■ What is expected
Write out each line exactly as it stands, please.

(Stored records)
※

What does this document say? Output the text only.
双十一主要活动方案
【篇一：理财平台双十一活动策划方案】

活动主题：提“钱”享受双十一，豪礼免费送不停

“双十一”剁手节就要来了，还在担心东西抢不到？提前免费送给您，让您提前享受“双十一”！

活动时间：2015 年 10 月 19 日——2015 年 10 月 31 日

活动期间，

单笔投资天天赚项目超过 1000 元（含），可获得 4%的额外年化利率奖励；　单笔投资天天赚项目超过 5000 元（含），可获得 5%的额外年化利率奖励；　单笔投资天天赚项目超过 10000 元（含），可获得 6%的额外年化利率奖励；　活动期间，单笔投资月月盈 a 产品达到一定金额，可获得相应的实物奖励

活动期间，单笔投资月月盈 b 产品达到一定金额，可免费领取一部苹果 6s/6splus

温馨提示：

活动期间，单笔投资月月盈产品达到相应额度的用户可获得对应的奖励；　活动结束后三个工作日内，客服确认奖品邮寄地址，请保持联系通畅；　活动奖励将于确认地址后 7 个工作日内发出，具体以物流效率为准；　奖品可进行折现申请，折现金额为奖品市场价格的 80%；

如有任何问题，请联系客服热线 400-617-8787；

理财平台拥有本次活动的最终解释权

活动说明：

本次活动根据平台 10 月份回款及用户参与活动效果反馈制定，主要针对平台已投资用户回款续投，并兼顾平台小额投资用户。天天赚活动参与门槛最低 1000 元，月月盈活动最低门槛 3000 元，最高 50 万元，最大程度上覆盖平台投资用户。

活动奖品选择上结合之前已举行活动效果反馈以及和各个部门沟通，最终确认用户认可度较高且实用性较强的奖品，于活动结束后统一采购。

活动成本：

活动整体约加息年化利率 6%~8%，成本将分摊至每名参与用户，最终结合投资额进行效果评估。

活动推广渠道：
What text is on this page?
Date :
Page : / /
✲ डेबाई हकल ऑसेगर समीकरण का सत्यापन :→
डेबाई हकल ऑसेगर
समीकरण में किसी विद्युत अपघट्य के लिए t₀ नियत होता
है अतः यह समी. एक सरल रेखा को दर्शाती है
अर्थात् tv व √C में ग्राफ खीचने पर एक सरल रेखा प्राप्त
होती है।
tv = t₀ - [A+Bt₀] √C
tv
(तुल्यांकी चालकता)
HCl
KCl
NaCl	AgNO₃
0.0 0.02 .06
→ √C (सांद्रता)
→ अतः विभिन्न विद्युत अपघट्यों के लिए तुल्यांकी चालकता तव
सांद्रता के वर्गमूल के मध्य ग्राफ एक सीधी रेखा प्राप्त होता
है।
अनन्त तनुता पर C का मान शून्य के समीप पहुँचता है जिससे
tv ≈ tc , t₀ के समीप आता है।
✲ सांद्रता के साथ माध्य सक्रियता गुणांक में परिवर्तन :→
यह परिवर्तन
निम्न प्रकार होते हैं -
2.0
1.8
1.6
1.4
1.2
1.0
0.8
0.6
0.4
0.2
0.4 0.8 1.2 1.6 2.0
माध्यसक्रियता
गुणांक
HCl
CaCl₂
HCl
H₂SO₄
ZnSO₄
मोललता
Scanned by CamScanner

※

■ Exercise result
What does this document say? Output the text only.
双十一主要活动方案
【篇一：理财平台双十一活动策划方案】

活动主题：提“钱”享受双十一，豪礼免费送不停

“双十一”剁手节就要来了，还在担心东西抢不到？提前免费送给您，让您提前享受“双十一”！

活动时间：2015 年 10 月 19 日——2015 年 10 月 31 日

活动期间，

单笔投资天天赚项目超过 1000 元（含），可获得 4%的额外年化利率奖励；　单笔投资天天赚项目超过 5000 元（含），可获得 5%的额外年化利率奖励；　单笔投资天天赚项目超过 10000 元（含），可获得 6%的额外年化利率奖励；　活动期间，单笔投资月月盈 a 产品达到一定金额，可获得相应的实物奖励

活动期间，单笔投资月月盈 b 产品达到一定金额，可免费领取一部苹果 6s/6splus

温馨提示：

活动期间，单笔投资月月盈产品达到相应额度的用户可获得对应的奖励；　活动结束后三个工作日内，客服确认奖品邮寄地址，请保持联系通畅；　活动奖励将于确认地址后 7 个工作日内发出，具体以物流效率为准；　奖品可进行折现申请，折现金额为奖品市场价格的 80%；

如有任何问题，请联系客服热线 400-617-8787；

理财平台拥有本次活动的最终解释权

活动说明：

本次活动根据平台 10 月份回款及用户参与活动效果反馈制定，主要针对平台已投资用户回款续投，并兼顾平台小额投资用户。天天赚活动参与门槛最低 1000 元，月月盈活动最低门槛 3000 元，最高 50 万元，最大程度上覆盖平台投资用户。

活动奖品选择上结合之前已举行活动效果反馈以及和各个部门沟通，最终确认用户认可度较高且实用性较强的奖品，于活动结束后统一采购。

活动成本：

活动整体约加息年化利率 6%~8%，成本将分摊至每名参与用户，最终结合投资额进行效果评估。

活动推广渠道：
What text is on this page?
Date :
Page : / /
✲ डेबाई हकल ऑसेगर समीकरण का सत्यापन :→
डेबाई हकल ऑसेगर
समीकरण में किसी विद्युत अपघट्य के लिए t₀ नियत होता
है अतः यह समी. एक सरल रेखा को दर्शाती है
अर्थात् tv व √C में ग्राफ खीचने पर एक सरल रेखा प्राप्त
होती है।
tv = t₀ - [A+Bt₀] √C
tv
(तुल्यांकी चालकता)
HCl
KCl
NaCl	AgNO₃
0.0 0.02 .06
→ √C (सांद्रता)
→ अतः विभिन्न विद्युत अपघट्यों के लिए तुल्यांकी चालकता तव
सांद्रता के वर्गमूल के मध्य ग्राफ एक सीधी रेखा प्राप्त होता
है।
अनन्त तनुता पर C का मान शून्य के समीप पहुँचता है जिससे
tv ≈ tc , t₀ के समीप आता है।
✲ सांद्रता के साथ माध्य सक्रियता गुणांक में परिवर्तन :→
यह परिवर्तन
निम्न प्रकार होते हैं -
2.0
1.8
1.6
1.4
1.2
1.0
0.8
0.6
0.4
0.2
0.4 0.8 1.2 1.6 2.0
माध्यसक्रियता
गुणांक
HCl
CaCl₂
HCl
H₂SO₄
ZnSO₄
मोललता
Scanned by CamScanner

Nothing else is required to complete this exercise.